■ Entries provided ■
+++

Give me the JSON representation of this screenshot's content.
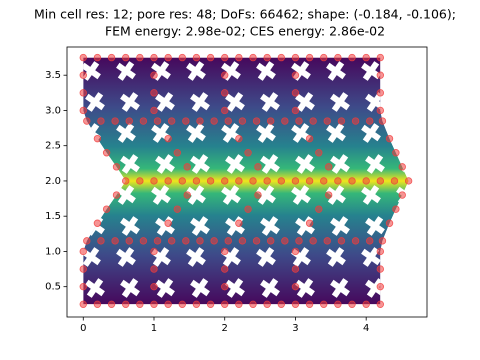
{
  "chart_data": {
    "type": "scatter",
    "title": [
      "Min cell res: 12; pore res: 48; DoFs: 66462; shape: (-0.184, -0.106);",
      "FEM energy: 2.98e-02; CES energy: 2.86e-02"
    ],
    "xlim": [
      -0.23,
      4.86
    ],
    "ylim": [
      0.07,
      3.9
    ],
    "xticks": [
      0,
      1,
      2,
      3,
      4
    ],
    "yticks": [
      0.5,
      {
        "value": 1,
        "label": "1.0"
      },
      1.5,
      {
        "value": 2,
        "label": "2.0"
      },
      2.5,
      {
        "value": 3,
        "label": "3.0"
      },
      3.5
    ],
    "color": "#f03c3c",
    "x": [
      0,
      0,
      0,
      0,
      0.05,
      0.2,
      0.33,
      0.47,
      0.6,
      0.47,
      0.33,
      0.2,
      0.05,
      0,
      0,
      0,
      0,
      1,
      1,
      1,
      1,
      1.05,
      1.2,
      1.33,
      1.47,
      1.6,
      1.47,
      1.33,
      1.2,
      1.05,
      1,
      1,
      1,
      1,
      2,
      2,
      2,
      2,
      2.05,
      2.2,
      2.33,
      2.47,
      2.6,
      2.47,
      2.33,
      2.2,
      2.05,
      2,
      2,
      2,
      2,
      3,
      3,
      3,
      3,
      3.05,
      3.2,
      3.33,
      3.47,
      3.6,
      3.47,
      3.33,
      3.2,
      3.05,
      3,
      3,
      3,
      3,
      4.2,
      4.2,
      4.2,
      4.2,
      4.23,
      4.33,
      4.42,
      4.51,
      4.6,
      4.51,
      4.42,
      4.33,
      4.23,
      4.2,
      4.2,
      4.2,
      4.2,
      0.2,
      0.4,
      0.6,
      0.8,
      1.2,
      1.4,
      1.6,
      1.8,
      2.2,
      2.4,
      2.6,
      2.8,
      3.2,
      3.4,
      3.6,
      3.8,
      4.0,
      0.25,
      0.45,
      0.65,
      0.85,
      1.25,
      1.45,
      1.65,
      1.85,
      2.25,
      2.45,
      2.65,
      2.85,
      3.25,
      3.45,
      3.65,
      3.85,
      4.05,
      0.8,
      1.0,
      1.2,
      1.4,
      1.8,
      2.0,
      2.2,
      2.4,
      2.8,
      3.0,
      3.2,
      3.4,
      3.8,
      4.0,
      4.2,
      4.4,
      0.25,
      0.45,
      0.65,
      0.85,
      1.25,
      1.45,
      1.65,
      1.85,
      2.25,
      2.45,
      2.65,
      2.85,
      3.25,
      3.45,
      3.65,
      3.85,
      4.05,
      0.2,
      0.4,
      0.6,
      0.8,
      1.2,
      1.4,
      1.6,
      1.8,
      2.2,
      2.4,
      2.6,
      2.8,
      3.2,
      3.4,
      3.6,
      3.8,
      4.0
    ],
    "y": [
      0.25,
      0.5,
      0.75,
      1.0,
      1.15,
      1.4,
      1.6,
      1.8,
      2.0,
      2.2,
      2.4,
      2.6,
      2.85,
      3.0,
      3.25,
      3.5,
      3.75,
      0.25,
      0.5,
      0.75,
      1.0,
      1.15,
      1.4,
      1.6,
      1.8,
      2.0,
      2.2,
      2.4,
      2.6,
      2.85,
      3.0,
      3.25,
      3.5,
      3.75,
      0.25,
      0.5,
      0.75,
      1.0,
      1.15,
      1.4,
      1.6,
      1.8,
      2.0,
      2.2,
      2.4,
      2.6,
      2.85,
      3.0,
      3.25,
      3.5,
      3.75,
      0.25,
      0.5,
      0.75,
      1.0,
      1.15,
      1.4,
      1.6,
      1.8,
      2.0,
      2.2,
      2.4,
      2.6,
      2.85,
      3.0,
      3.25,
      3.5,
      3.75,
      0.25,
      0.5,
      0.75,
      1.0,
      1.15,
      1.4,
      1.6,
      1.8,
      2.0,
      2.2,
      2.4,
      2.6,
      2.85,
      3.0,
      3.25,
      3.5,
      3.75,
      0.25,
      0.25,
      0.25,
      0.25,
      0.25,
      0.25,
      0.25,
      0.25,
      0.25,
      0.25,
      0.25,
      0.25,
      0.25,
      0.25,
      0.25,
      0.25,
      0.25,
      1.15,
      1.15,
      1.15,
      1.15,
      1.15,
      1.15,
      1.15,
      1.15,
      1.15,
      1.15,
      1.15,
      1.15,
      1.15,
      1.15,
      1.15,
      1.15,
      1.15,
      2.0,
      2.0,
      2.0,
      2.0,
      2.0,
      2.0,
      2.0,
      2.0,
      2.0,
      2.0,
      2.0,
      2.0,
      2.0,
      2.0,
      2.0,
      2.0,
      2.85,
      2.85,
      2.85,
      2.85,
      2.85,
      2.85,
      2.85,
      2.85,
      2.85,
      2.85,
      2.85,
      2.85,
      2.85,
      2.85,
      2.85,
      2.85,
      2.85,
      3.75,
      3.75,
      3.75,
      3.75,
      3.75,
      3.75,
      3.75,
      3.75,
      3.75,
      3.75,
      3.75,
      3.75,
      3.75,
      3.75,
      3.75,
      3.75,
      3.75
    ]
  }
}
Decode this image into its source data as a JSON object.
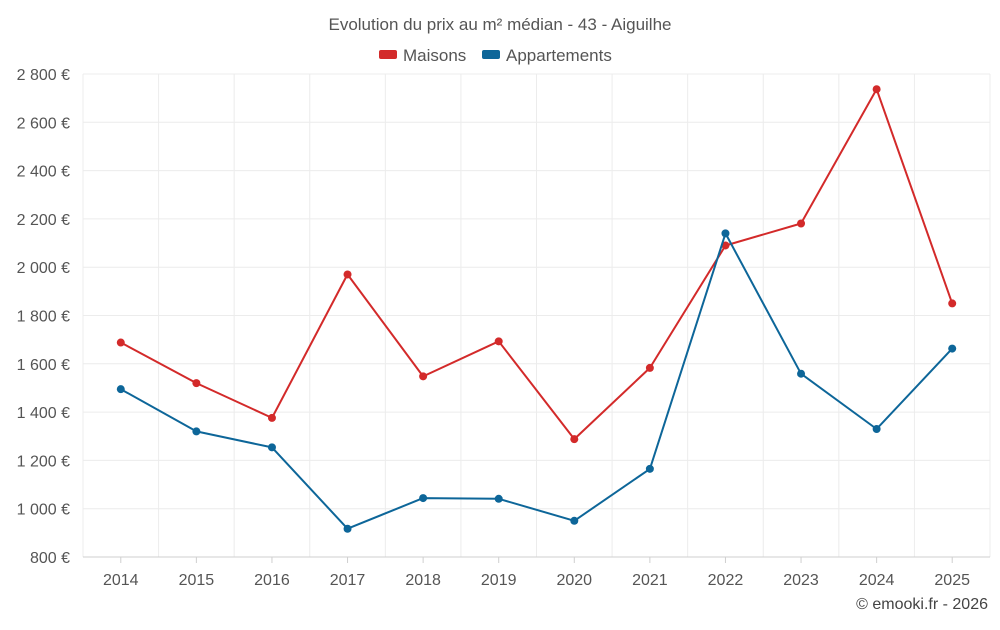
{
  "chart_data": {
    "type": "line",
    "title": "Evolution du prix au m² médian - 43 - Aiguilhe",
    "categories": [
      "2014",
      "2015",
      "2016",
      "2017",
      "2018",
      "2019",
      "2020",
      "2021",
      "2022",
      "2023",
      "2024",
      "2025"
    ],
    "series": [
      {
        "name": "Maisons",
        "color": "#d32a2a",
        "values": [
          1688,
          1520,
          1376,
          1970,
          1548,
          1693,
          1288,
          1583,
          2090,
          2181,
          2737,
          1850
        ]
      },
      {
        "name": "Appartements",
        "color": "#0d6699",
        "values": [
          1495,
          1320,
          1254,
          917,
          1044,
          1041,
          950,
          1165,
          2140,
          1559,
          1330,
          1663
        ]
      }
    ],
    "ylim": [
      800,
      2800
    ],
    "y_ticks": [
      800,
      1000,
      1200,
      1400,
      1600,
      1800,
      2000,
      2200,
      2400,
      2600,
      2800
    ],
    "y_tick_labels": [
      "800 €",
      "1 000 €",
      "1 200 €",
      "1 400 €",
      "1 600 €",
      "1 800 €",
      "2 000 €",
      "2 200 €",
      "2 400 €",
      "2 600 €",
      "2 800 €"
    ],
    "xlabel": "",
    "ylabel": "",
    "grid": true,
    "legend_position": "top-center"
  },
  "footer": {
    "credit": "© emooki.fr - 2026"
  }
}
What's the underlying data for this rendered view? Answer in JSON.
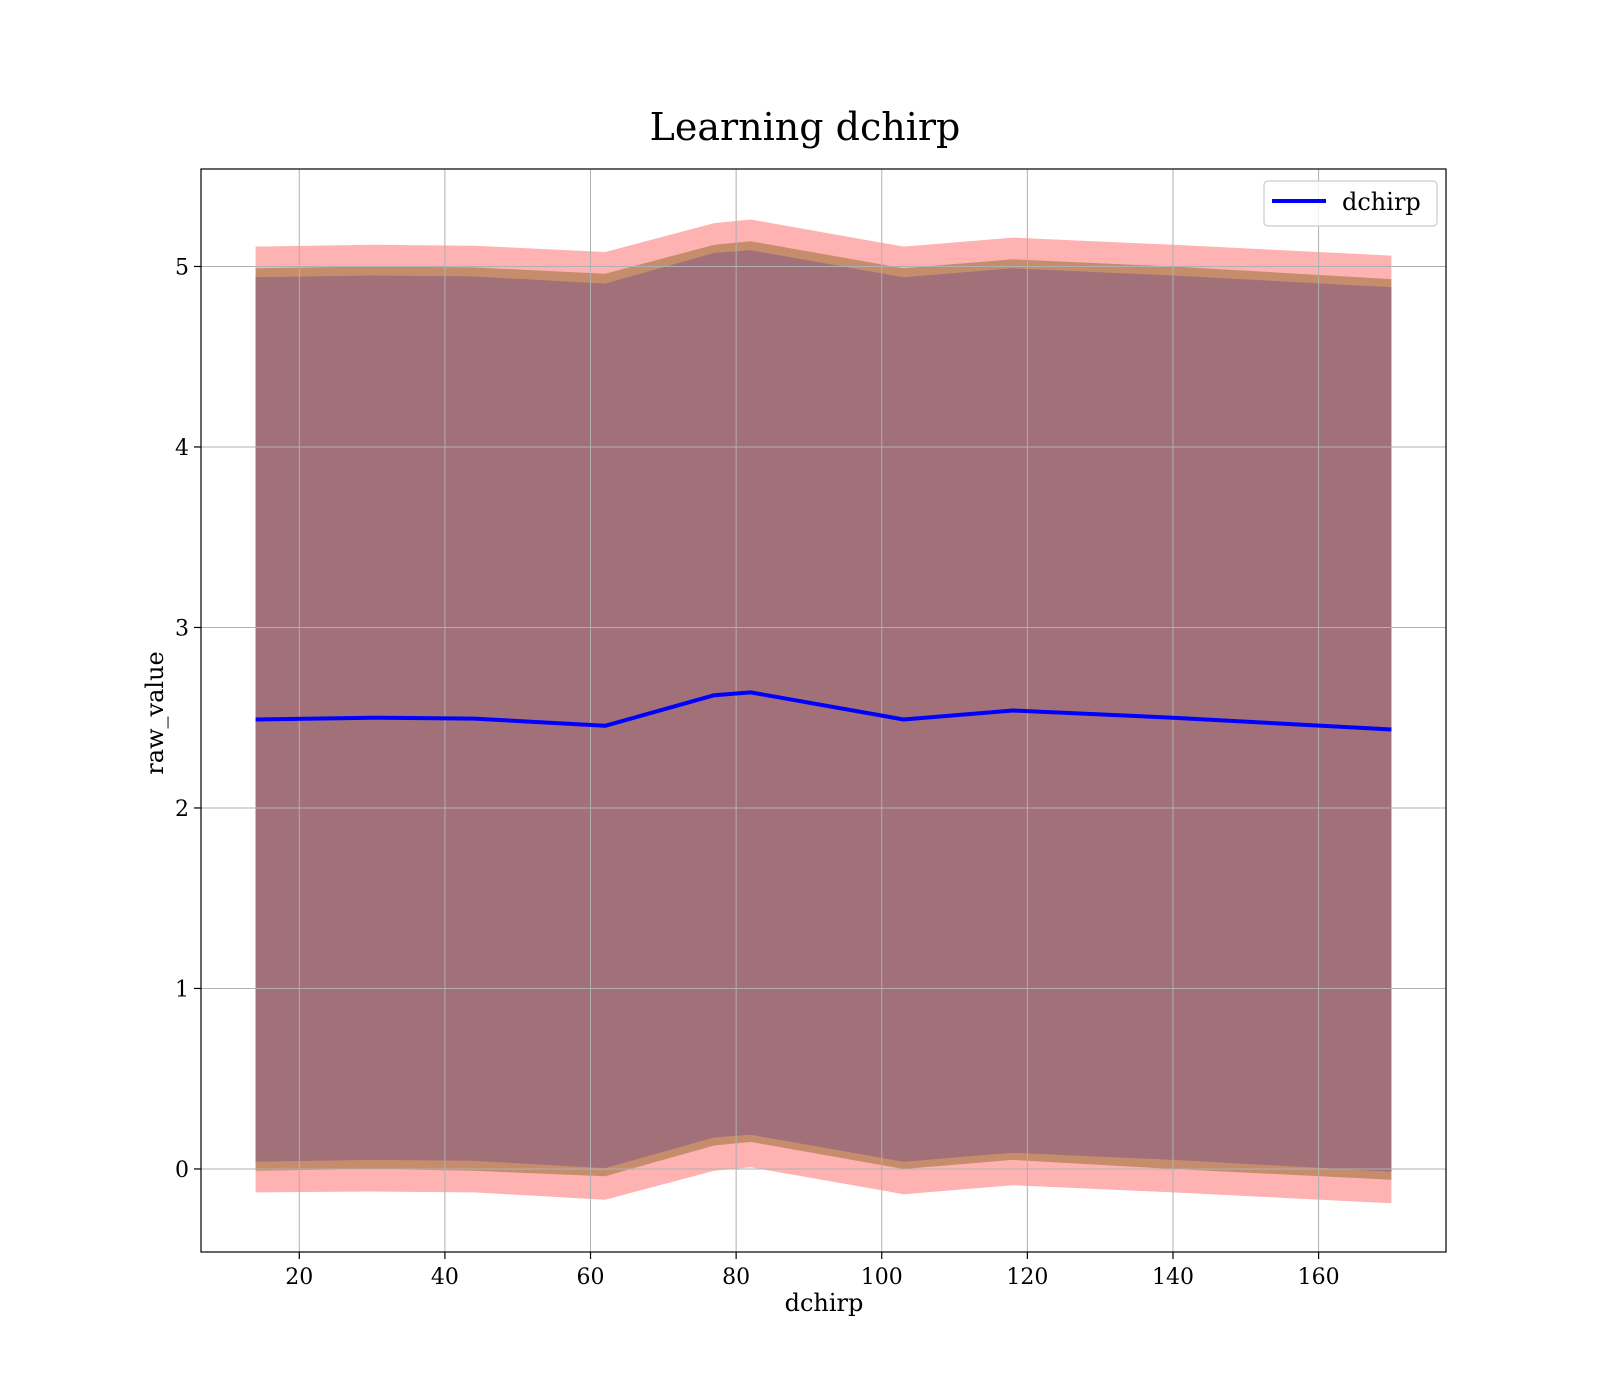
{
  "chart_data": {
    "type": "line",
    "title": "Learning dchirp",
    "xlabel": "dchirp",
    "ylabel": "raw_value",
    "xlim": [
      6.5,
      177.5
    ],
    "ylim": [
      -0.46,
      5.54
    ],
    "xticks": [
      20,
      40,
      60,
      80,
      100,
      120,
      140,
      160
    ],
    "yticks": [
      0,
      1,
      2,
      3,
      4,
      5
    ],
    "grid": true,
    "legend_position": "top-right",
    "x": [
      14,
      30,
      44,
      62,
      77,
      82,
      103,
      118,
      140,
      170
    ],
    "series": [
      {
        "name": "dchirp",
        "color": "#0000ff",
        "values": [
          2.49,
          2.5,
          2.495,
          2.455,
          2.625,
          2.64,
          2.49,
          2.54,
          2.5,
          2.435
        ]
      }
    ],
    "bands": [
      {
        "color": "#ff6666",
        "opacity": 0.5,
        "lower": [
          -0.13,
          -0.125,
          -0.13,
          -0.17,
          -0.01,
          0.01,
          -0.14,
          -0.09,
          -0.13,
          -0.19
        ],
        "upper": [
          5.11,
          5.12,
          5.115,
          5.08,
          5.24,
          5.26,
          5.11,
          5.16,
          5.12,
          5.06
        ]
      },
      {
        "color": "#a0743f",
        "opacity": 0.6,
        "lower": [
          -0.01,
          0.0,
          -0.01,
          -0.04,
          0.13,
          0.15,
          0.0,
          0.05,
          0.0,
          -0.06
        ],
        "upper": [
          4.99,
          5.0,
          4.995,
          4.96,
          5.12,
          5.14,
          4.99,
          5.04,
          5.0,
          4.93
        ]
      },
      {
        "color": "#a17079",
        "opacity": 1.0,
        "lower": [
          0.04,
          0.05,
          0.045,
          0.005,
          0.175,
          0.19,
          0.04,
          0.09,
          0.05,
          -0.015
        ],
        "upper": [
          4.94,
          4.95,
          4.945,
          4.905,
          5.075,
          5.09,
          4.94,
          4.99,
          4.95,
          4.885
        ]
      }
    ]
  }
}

+++

Count how many lines of the material hold the string "dchirp". Give the number and nothing more.

3